# Dataset content
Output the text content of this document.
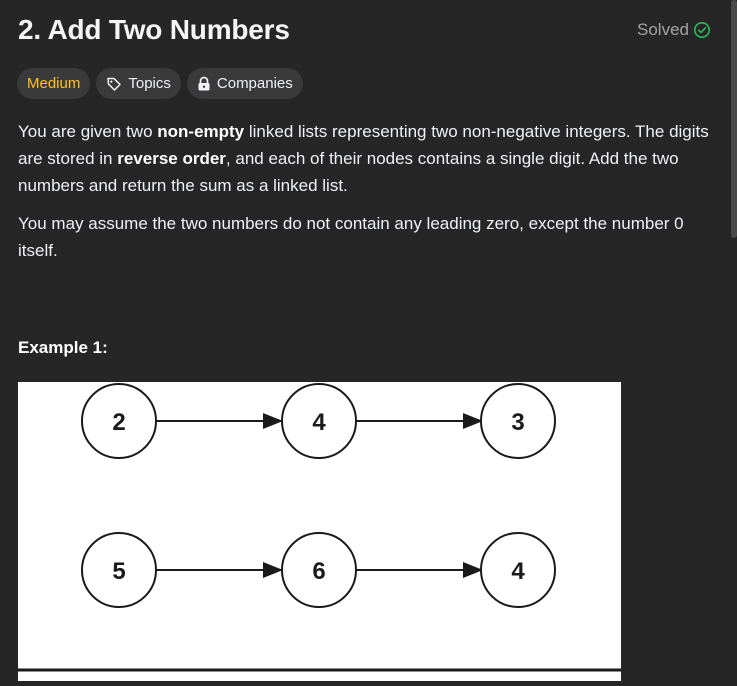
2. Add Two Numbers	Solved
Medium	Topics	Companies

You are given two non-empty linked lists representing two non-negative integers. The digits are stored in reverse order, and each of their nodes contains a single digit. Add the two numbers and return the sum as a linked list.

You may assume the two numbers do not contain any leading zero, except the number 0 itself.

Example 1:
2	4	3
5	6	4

# Problem requirements
The material above holds pictures; copy everything else in it exactly.

# Answer below
Output the text content of this document.
2. Add Two Numbers	Solved
Medium	Topics	Companies

You are given two non-empty linked lists representing two non-negative integers. The digits are stored in reverse order, and each of their nodes contains a single digit. Add the two numbers and return the sum as a linked list.

You may assume the two numbers do not contain any leading zero, except the number 0 itself.

Example 1:
2	4	3
5	6	4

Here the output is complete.